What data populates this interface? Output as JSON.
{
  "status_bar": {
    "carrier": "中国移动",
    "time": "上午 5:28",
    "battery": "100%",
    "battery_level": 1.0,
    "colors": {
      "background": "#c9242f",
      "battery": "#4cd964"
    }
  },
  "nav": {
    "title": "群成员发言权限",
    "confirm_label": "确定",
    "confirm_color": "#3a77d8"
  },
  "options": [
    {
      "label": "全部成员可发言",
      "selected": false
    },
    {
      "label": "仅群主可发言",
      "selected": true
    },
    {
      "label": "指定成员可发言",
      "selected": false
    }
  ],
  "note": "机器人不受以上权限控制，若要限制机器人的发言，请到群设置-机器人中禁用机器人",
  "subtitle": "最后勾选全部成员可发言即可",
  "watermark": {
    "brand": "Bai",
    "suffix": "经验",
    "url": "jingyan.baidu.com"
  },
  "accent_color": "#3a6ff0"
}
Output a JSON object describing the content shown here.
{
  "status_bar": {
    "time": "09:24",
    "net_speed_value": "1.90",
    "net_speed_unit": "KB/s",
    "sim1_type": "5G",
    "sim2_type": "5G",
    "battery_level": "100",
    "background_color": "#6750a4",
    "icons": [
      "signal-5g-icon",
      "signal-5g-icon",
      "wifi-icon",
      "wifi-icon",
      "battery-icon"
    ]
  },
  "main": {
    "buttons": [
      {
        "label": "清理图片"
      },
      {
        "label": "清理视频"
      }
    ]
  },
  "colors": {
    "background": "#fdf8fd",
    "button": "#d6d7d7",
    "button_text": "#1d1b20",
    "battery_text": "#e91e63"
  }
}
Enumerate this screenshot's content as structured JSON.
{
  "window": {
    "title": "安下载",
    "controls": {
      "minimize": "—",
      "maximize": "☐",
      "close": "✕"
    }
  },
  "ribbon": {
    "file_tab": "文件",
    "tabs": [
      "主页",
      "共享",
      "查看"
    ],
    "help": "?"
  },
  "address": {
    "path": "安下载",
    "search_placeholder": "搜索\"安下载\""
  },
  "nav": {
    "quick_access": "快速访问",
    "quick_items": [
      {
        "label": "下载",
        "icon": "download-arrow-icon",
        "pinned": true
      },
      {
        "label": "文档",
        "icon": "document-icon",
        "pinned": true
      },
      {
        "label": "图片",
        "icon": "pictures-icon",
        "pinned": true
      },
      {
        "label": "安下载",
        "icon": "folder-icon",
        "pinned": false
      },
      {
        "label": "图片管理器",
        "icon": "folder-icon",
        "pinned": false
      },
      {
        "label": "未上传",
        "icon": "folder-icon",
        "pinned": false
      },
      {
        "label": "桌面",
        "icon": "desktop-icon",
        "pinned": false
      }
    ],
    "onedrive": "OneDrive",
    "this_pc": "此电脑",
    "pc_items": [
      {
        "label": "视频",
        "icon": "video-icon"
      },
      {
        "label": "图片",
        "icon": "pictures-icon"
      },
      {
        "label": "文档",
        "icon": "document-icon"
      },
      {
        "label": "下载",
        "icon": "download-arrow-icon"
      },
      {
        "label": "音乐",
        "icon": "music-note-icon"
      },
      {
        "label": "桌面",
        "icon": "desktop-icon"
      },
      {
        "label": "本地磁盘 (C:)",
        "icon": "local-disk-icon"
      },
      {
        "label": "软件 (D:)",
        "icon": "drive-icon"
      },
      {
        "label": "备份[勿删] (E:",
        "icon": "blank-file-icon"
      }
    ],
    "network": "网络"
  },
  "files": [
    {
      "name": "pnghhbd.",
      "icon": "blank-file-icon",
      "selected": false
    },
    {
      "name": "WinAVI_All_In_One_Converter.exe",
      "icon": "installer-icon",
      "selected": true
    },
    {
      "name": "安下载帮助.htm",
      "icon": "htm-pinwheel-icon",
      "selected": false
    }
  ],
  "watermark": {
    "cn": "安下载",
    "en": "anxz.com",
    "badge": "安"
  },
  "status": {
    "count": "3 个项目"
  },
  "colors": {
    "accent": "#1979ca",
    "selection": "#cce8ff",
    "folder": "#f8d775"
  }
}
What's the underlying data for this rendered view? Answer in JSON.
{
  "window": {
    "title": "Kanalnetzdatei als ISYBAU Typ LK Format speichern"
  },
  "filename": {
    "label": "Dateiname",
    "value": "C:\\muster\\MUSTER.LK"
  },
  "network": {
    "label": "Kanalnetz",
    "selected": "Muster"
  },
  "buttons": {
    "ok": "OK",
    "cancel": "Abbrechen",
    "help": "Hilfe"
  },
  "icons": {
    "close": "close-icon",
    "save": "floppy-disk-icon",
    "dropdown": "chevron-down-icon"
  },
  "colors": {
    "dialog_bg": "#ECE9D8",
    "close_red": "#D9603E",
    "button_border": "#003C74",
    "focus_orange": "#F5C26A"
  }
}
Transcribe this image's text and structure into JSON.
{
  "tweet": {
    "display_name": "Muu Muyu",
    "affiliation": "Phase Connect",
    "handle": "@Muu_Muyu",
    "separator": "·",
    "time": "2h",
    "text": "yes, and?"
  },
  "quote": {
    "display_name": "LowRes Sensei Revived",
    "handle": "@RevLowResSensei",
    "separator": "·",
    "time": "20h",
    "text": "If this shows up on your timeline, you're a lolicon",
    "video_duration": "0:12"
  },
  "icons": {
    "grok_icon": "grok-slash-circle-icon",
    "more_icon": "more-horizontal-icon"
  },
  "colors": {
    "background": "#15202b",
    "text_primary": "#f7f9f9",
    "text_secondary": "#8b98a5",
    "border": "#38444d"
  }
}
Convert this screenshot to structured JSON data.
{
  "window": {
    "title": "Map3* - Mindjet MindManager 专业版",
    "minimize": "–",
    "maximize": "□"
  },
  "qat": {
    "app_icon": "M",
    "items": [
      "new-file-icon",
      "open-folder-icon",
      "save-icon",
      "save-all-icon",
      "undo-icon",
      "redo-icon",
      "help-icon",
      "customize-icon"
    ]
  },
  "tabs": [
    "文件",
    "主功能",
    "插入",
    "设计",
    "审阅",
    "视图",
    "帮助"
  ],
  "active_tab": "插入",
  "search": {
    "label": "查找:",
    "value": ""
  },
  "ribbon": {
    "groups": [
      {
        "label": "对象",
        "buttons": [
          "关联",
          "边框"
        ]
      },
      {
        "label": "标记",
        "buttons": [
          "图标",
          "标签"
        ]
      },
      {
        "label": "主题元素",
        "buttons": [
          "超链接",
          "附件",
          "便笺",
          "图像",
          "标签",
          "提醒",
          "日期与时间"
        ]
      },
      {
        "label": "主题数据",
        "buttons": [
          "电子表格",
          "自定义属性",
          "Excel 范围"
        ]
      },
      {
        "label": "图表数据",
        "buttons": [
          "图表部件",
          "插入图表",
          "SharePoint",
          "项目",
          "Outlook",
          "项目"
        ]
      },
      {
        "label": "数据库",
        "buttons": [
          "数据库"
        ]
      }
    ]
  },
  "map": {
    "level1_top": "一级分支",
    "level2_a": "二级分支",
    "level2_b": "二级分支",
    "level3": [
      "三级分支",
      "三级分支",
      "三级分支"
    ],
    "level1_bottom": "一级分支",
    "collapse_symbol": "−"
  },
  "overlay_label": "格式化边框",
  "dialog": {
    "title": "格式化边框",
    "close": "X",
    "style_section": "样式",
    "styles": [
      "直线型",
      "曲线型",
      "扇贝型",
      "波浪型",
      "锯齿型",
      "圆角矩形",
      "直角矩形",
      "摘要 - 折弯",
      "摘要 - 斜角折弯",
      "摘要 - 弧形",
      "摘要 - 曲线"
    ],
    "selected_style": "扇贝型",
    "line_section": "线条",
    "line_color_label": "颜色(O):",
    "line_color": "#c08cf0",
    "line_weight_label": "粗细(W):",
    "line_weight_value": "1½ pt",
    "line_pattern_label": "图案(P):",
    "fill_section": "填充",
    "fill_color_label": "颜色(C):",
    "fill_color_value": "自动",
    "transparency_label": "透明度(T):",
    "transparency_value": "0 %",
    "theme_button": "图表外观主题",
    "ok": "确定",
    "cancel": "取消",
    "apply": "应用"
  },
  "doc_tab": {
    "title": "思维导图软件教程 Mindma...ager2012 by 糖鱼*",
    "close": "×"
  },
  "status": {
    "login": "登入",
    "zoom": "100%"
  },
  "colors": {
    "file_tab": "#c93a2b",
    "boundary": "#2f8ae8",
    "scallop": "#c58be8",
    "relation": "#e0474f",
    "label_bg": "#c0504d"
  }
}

····················

What is asked
Tally up the lines holding the word "screenshot" in the data above, and answer with that figure only.

Solution to this exercise
2